Figure contents as structured data:
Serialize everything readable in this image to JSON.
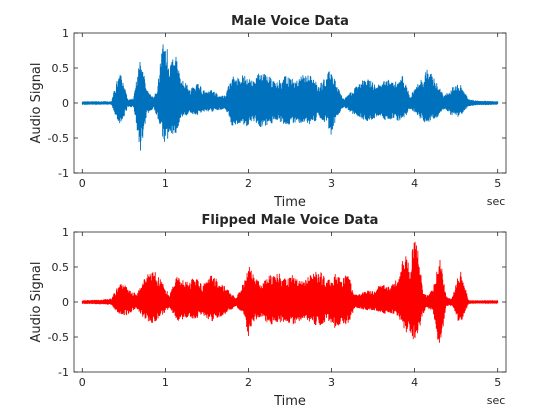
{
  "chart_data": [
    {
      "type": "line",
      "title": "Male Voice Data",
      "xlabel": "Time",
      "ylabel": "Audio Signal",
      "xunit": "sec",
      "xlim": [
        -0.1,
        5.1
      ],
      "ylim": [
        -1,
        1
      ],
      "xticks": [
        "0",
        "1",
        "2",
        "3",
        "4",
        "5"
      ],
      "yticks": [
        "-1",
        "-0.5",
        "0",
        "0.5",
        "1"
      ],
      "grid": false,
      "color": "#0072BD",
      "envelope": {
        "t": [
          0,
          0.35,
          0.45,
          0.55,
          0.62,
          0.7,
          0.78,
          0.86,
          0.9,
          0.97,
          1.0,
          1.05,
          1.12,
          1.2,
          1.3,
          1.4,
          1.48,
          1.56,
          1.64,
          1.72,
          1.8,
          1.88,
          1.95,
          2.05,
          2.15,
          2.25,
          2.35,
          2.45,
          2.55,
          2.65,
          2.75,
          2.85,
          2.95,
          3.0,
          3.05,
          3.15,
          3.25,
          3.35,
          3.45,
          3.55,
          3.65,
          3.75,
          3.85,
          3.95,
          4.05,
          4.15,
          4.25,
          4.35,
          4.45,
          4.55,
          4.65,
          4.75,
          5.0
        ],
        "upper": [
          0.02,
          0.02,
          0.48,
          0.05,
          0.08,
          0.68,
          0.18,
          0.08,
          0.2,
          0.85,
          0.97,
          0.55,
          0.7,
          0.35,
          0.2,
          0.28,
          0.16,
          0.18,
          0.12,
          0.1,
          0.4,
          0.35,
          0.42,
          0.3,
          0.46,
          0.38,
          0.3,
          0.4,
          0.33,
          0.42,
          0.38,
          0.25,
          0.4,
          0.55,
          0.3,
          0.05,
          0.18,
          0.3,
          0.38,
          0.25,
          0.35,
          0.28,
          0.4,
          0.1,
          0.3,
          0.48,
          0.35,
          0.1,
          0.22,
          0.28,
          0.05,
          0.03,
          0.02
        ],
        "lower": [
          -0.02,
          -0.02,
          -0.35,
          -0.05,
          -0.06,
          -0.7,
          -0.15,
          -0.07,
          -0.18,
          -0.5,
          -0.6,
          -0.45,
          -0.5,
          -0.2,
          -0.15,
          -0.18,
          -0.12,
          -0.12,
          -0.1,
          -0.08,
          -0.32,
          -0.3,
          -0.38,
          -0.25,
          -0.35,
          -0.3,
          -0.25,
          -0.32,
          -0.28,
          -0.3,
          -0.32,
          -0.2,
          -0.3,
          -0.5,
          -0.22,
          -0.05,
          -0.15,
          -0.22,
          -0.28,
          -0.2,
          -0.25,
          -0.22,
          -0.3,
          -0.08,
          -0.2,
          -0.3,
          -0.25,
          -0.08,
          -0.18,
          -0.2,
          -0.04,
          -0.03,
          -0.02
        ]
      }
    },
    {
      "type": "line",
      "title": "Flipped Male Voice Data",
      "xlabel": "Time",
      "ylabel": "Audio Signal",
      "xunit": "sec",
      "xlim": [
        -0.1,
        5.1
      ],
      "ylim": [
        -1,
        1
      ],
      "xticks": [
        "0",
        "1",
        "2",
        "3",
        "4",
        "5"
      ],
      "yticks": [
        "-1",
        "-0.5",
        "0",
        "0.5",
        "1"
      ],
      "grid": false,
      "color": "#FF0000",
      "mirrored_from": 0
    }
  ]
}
==
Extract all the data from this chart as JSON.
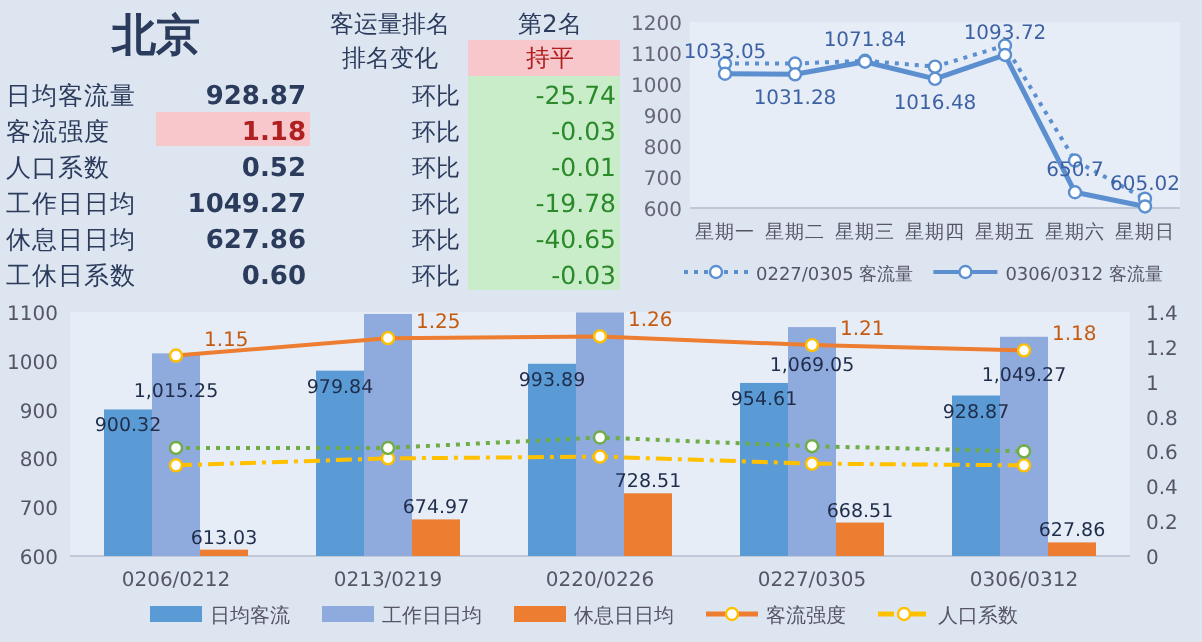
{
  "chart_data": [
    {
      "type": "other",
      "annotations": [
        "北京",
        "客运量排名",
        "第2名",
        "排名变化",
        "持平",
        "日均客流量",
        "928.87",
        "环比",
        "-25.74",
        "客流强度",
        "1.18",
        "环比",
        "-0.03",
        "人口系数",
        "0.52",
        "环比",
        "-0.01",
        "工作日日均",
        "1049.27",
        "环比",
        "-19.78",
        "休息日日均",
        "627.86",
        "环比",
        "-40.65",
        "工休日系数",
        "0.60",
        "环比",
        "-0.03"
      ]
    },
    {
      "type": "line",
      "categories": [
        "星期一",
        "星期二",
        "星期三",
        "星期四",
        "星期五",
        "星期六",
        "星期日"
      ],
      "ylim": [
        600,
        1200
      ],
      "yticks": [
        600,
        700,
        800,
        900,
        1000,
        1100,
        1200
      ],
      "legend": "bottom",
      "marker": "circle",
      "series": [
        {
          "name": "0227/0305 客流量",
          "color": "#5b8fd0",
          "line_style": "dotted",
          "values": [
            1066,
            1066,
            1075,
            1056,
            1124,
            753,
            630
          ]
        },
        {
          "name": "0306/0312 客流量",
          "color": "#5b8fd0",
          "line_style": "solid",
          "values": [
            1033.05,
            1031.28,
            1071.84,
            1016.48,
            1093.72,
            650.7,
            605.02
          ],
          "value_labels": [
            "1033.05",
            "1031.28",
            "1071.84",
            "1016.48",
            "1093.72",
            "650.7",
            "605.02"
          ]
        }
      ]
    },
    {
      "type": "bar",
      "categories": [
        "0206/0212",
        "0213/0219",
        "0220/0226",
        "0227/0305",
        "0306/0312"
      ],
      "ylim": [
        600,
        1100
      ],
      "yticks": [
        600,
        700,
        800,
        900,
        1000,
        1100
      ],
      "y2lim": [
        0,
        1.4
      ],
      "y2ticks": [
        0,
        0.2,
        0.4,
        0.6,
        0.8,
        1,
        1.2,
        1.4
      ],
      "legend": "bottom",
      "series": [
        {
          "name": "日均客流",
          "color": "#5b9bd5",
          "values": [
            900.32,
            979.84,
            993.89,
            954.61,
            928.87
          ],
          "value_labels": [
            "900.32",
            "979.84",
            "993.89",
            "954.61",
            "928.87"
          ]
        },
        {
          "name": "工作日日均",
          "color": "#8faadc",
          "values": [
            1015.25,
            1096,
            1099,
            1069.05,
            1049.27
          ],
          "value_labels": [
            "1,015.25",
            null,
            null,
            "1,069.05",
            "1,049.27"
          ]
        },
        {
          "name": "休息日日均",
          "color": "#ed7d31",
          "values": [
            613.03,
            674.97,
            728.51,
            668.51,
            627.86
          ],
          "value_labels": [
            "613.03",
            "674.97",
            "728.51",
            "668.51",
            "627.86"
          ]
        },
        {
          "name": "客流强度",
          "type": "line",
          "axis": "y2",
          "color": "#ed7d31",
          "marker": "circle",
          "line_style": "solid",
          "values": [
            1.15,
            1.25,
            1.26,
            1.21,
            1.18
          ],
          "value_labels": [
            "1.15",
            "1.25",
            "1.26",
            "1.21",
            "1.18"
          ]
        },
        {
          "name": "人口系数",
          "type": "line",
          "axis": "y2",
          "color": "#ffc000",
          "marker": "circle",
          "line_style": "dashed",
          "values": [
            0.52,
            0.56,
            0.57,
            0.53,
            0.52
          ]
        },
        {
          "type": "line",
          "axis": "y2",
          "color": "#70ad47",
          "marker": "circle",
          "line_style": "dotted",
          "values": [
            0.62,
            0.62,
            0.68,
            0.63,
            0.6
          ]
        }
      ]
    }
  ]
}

### TASK INSTRUCTIONS
Pick out lines containing the word "color", each one as written.

### FULL SOLUTION
      "color": "#0072BD",
      "color": "#FF0000",
          "color": "#5b8fd0",
          "color": "#5b8fd0",
          "color": "#5b9bd5",
          "color": "#8faadc",
          "color": "#ed7d31",
          "color": "#ed7d31",
          "color": "#ffc000",
          "color": "#70ad47",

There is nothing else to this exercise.